**What is being asked:** Reproduce every entry below precisely; do not include the pictures.

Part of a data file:

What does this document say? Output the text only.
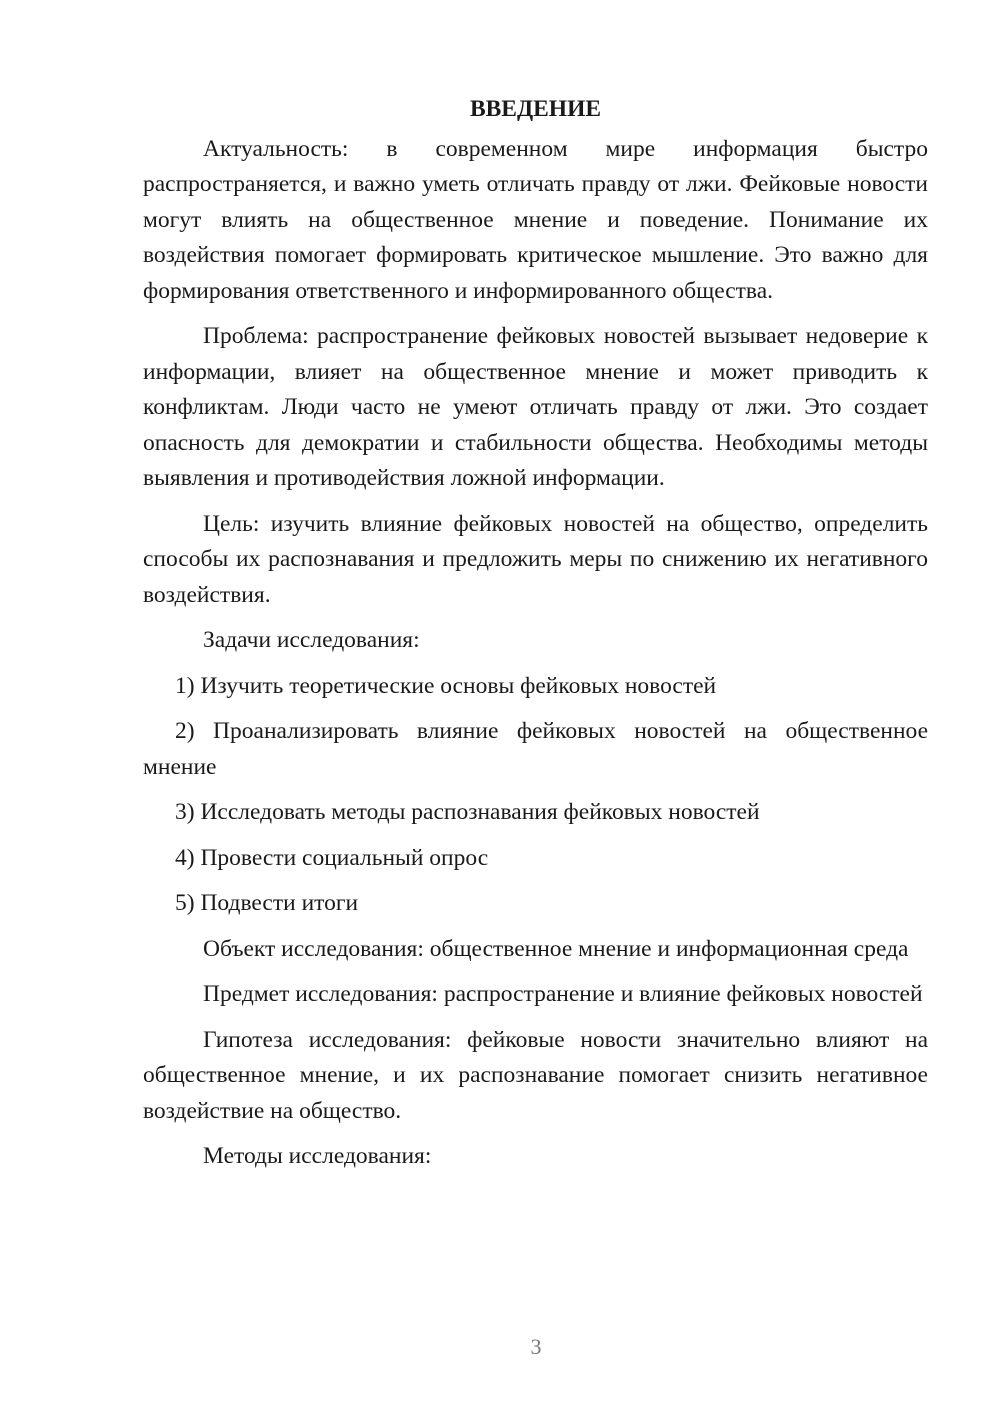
ВВЕДЕНИЕ

Актуальность: в современном мире информация быстро распространяется, и важно уметь отличать правду от лжи. Фейковые новости могут влиять на общественное мнение и поведение. Понимание их воздействия помогает формировать критическое мышление. Это важно для формирования ответственного и информированного общества.

Проблема: распространение фейковых новостей вызывает недоверие к информации, влияет на общественное мнение и может приводить к конфликтам. Люди часто не умеют отличать правду от лжи. Это создает опасность для демократии и стабильности общества. Необходимы методы выявления и противодействия ложной информации.

Цель: изучить влияние фейковых новостей на общество, определить способы их распознавания и предложить меры по снижению их негативного воздействия.

Задачи исследования:

1) Изучить теоретические основы фейковых новостей

2) Проанализировать влияние фейковых новостей на общественное мнение

3) Исследовать методы распознавания фейковых новостей

4) Провести социальный опрос

5) Подвести итоги

Объект исследования: общественное мнение и информационная среда

Предмет исследования: распространение и влияние фейковых новостей

Гипотеза исследования: фейковые новости значительно влияют на общественное мнение, и их распознавание помогает снизить негативное воздействие на общество.

Методы исследования:

3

**Answer to the problem:**
What does this document say? Output the text only.
ВВЕДЕНИЕ

Актуальность: в современном мире информация быстро распространяется, и важно уметь отличать правду от лжи. Фейковые новости могут влиять на общественное мнение и поведение. Понимание их воздействия помогает формировать критическое мышление. Это важно для формирования ответственного и информированного общества.

Проблема: распространение фейковых новостей вызывает недоверие к информации, влияет на общественное мнение и может приводить к конфликтам. Люди часто не умеют отличать правду от лжи. Это создает опасность для демократии и стабильности общества. Необходимы методы выявления и противодействия ложной информации.

Цель: изучить влияние фейковых новостей на общество, определить способы их распознавания и предложить меры по снижению их негативного воздействия.

Задачи исследования:

1) Изучить теоретические основы фейковых новостей

2) Проанализировать влияние фейковых новостей на общественное мнение

3) Исследовать методы распознавания фейковых новостей

4) Провести социальный опрос

5) Подвести итоги

Объект исследования: общественное мнение и информационная среда

Предмет исследования: распространение и влияние фейковых новостей

Гипотеза исследования: фейковые новости значительно влияют на общественное мнение, и их распознавание помогает снизить негативное воздействие на общество.

Методы исследования:

3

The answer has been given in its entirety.